• [Records to process]
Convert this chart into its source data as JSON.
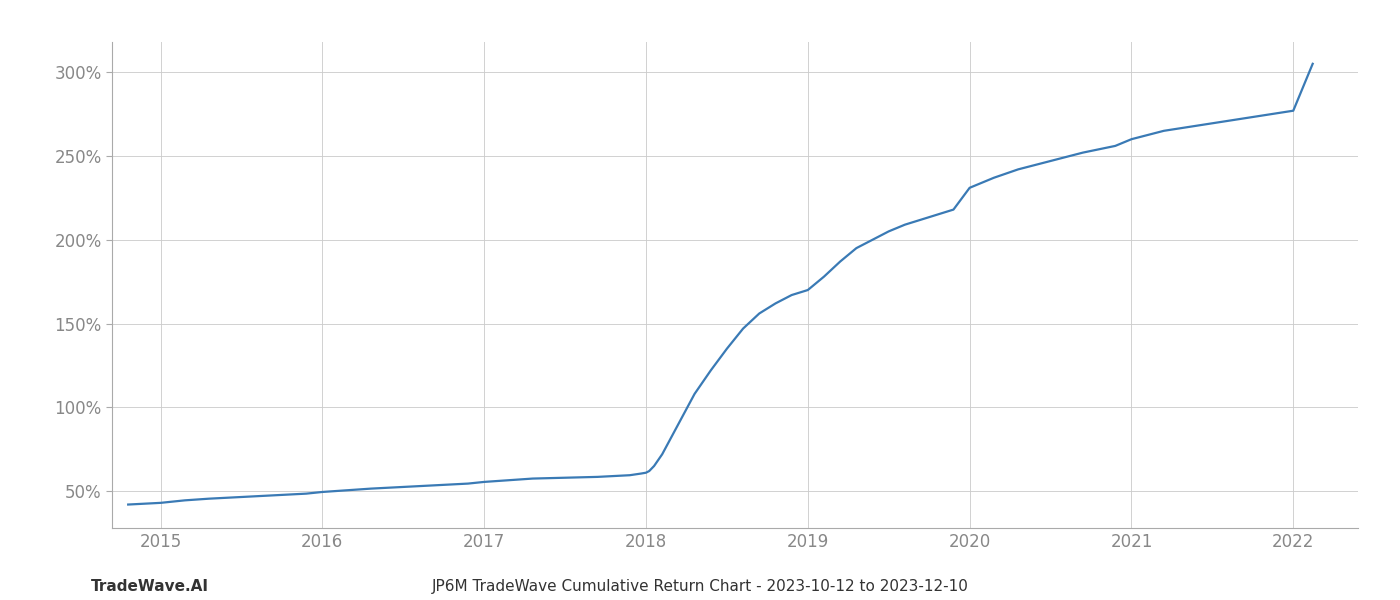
{
  "title_center": "JP6M TradeWave Cumulative Return Chart - 2023-10-12 to 2023-12-10",
  "title_left": "TradeWave.AI",
  "line_color": "#3a7ab5",
  "background_color": "#ffffff",
  "grid_color": "#cccccc",
  "x_years": [
    2015,
    2016,
    2017,
    2018,
    2019,
    2020,
    2021,
    2022
  ],
  "xlim": [
    2014.7,
    2022.4
  ],
  "ylim": [
    28,
    318
  ],
  "yticks": [
    50,
    100,
    150,
    200,
    250,
    300
  ],
  "x_data": [
    2014.8,
    2015.0,
    2015.15,
    2015.3,
    2015.5,
    2015.7,
    2015.9,
    2016.0,
    2016.15,
    2016.3,
    2016.5,
    2016.7,
    2016.9,
    2017.0,
    2017.15,
    2017.3,
    2017.5,
    2017.7,
    2017.9,
    2017.97,
    2018.0,
    2018.02,
    2018.05,
    2018.1,
    2018.2,
    2018.3,
    2018.4,
    2018.5,
    2018.6,
    2018.7,
    2018.8,
    2018.9,
    2019.0,
    2019.1,
    2019.2,
    2019.3,
    2019.4,
    2019.5,
    2019.6,
    2019.7,
    2019.8,
    2019.9,
    2020.0,
    2020.15,
    2020.3,
    2020.5,
    2020.7,
    2020.9,
    2021.0,
    2021.2,
    2021.4,
    2021.6,
    2021.8,
    2022.0,
    2022.12
  ],
  "y_data": [
    42,
    43,
    44.5,
    45.5,
    46.5,
    47.5,
    48.5,
    49.5,
    50.5,
    51.5,
    52.5,
    53.5,
    54.5,
    55.5,
    56.5,
    57.5,
    58.0,
    58.5,
    59.5,
    60.5,
    61.0,
    62.0,
    65.0,
    72,
    90,
    108,
    122,
    135,
    147,
    156,
    162,
    167,
    170,
    178,
    187,
    195,
    200,
    205,
    209,
    212,
    215,
    218,
    231,
    237,
    242,
    247,
    252,
    256,
    260,
    265,
    268,
    271,
    274,
    277,
    305
  ],
  "tick_label_color": "#888888",
  "spine_color": "#aaaaaa",
  "title_fontsize": 11,
  "tick_fontsize": 12,
  "line_width": 1.6
}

• [The task] Make a list of all lines in the data that contain "TradeWave".

• [Result below]
  "title_center": "JP6M TradeWave Cumulative Return Chart - 2023-10-12 to 2023-12-10",
  "title_left": "TradeWave.AI",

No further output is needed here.